# SELECTION:
- - - - - - -

The numbers in Table 3 show that Russian heritage speakers dominant in German produce around one and a half as many VPs as the English- and Finnish-dominant speakers. The situation with NPs is somewhat different: although it appears that the Russian-English participants use more nominal heritage collocations than the Finnish- and German-speaking heritage speakers, the fact of the matter is that nominal collocations, which effectively represent complex nominal phrases, are in general far less common in the heritage corpora than the verbal ones. The German and Finnish heritage speakers in particular avoid complex nominal phrases, opting for simple phrases expressed by a noun or a pronoun without governed groups. Extended nominal groups in the FIN-H corpus are extremely rare—for example, novaja devočka ‘new girl’—and German data contain no structures of interest. The American heritage speakers of Russian in our study, on the other hand, use a larger number and a larger variety of nominal constructions and hence provide us with more data to analyze. These differences in the use of nominal and verbal structures are likely to result from the differences in the level of heritage language proficiency, and although these observations are worth pursuing further, they are largely outside the scope of the current project. Here both types are taken into account together.

Table 3.

Frequency of heritage collocations.

	ENG-H	GER-H	FIN-H
Verbal collocations	45 4858.56 ipm	12 6960.56 ipm	22 4917.30 ipm
Nominal collocations	16 647.81 ipm	0 —	1 223.51 ipm

The questions that arise from this complexity are most pertinent to our discussion: Do the differences stem from the gaps in the linguistic knowledge of heritage speakers, and if so, what are some strategies that the heritage speakers employ to navigate those gaps? Are the differences in the collocational strategies between the heritage language and the baseline a result of the influence from the dominant language, and if so, how does that influence play out? More generally, what do the patterns of differences in collocations tell us about the nature of the heritage language production compared with monolingual variety?

Heritage collocations: Main types and the motivation for these types

As we discussed in the “Data analysis” section, there is no methodologically straightforward way to distinguish types of heritage collocations because they might be built using competing strategies. However, to anticipate the discussion in this section, three main strategies deployed by heritage speakers in combining words give rise to infelicitous collocations: transfer from the dominant language, convergence of mechanisms from both languages, and non-transfer novel formations in the heritage language. We will examine these three categories here in turn.

Having analyzed the non-attested collocations found in our data, we do find that at least some of these collocations fit in the categories of linguistic transfer such as calques. Yet, the bulk of the deviations in the heritage data do not seem to stem from a direct transposition of the rules of the dominant language into the heritage language, even when some interaction between the two languages is evident. Thus, based on the analysis of our data, we distinguish three categories of non-attested collocations in our data. We call these calques, amalgams, and non-transfer collocations. Below, we discuss and illustrate each category separately.

- - - - - - -

# DATA BLOCK:
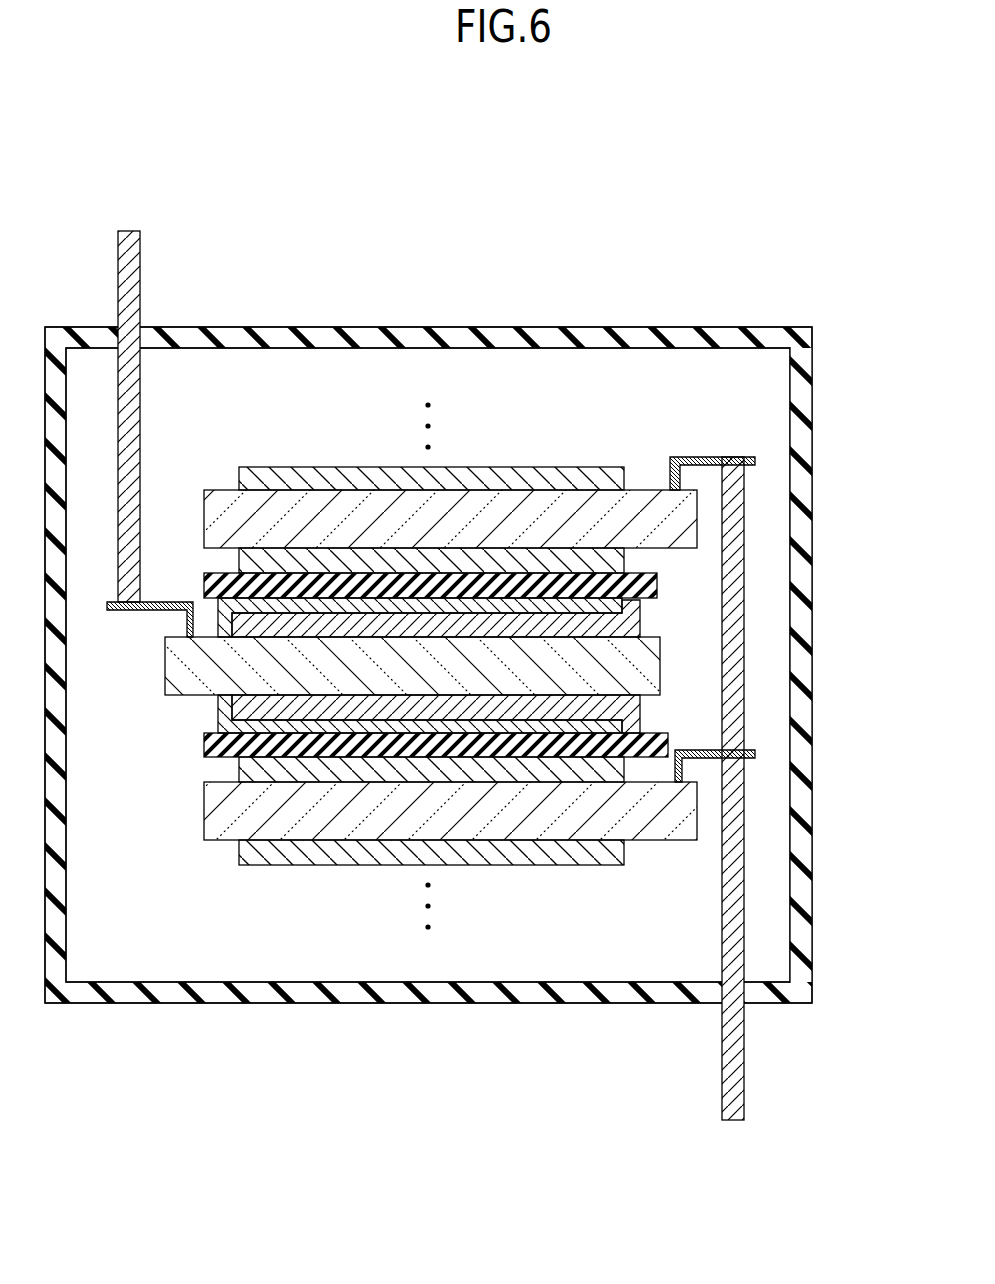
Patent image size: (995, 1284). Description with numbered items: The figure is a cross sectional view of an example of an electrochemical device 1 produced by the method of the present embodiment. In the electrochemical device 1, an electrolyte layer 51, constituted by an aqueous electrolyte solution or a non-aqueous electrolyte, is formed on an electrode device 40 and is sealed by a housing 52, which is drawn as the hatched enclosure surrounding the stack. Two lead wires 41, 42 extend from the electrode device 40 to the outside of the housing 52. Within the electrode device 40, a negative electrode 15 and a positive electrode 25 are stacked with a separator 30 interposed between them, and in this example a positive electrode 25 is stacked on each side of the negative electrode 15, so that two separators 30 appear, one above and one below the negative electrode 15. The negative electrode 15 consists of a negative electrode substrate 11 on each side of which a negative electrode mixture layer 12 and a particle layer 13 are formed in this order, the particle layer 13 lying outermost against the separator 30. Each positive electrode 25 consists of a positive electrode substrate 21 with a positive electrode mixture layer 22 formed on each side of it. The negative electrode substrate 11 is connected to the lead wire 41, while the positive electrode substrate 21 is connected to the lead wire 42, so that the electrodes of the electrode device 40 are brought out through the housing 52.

- - - - - - -

# EXERCISE INSTRUCTIONS:
(a) According to the passage on heritage collocations, what three categories of non-attested collocations do the authors distinguish?
(b) Summarize the passage on heritage collocations in two sentences.
(c) For each statement, say yes or no according to the passage on heritage collocations, and quote the words of the passage that decide it.
(i) Russian heritage speakers dominant in German produce more VPs than the English- and Finnish-dominant speakers.
(ii) The German data contain many extended nominal groups.
(iii) Most deviations in the heritage data come from directly transposing the rules of the dominant language.

# RESULTS FOR EACH TASK:
(a) Calques, amalgams, and non-transfer collocations.

(b) Heritage speakers of Russian use verbal collocations far more often than nominal ones, with German- and Finnish-dominant speakers especially avoiding complex nominal phrases, while American heritage speakers use a larger number and variety of nominal constructions. The authors identify three strategies that produce infelicitous collocations (transfer from the dominant language, convergence of mechanisms from both languages, and non-transfer novel formations), which they call calques, amalgams, and non-transfer collocations.

(c)
(i) Yes: "Russian heritage speakers dominant in German produce around one and a half as many VPs as the English- and Finnish-dominant speakers."
(ii) No: "German data contain no structures of interest."
(iii) No: "the bulk of the deviations in the heritage data do not seem to stem from a direct transposition of the rules of the dominant language into the heritage language."